ACTIVITY
According to the text on the non-iterative bi-equiripple filter design, why does that approach not involve any divergence issue?

EXERCISE TEXT
Figure 8 plots the absolute FreRes errors \( |e_H(\omega ,\tau )| \) from the non-iterative bi-equiripple design with \( \lambda =0.94\), and Fig. 9 depicts \( |e_H(\omega ,\tau )| \) for the three individual values \( \tau =0.2, 0.4, 0.5 \). Clearly, the errors \( |e_H(\omega ,\tau )| \) are nearly equiripple. Figure 10 plots the group-delay response, and Fig. 11 shows the errors \( |e_g(\omega ,\tau )| \), where the peak value is 0.000192. The group-delay errors \( |e_g(\omega ,\tau )| \) for \( \tau =0.2, 0.4, 0.5 \) are individually illustrated in Fig. 12. We can see that the overshoots of \( |e_g(\omega ,\tau )| \) have been mitigated through using the non-iterative design technique as compared to Fig. 2. Therefore, our design results have verified that the proposed non-iterative bi-equiripple approach can obtain a bi-equiripple VD filter with greatly weakened delay-error overshoots. Moreover, the non-iterative bi-equiripple design costs much shorter CPU-time than the existing iterative approaches (Deng 2012a; Deng and Qin 2014). Another key point that is worthy to notice again is that this non-iterative bi-equiripple approach does not involve any divergence issue because the design problem is converted into a convex minimization problem, while the weighting function selected in the existing iterative approach Deng and Qin (2014) affects the VD-filter accuracy and may lead to a non-convergent solution. Therefore, the proposed non-iterative bi-equiripple design is simpler, faster, and more accurate than the iterative ones.

In Deng and Soontornwong (2016), an allpass bi-equiripple design has been proposed, and its computer simulation results are given in Table 1 (\( \tau \in [-0.5,0.5] \)). It follows from Table 1 that the new non-iterative method can achieve better results than the allpass counterpart.

Fig. 12
figure 12

Group-delay errors \( |e_g(\omega ,\tau )| \) for \( \tau =0.2,0.4,0.5 \) (non-iterative bi-equiripple, \( \gamma =0.94 \))

INFORMATION SUPPLIED
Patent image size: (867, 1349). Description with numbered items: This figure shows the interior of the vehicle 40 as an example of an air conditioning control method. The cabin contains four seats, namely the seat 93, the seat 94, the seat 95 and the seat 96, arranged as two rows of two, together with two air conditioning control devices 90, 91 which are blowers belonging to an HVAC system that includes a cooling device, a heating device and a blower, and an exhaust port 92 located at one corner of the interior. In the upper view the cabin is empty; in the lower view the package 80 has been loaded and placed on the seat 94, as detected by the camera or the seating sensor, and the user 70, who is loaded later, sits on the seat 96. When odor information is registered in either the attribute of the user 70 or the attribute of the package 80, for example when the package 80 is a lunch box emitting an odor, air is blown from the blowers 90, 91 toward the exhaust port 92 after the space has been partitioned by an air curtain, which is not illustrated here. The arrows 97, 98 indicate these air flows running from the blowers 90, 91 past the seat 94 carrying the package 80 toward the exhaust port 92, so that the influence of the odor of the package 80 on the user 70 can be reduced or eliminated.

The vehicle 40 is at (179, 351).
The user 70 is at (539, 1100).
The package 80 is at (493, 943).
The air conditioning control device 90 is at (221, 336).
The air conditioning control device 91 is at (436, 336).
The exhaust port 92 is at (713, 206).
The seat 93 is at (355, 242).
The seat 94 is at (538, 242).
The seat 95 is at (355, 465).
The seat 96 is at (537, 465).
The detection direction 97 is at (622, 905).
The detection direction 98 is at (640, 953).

SOLUTION FOR THIS EXERCISE
The design problem is converted into a convex minimization problem.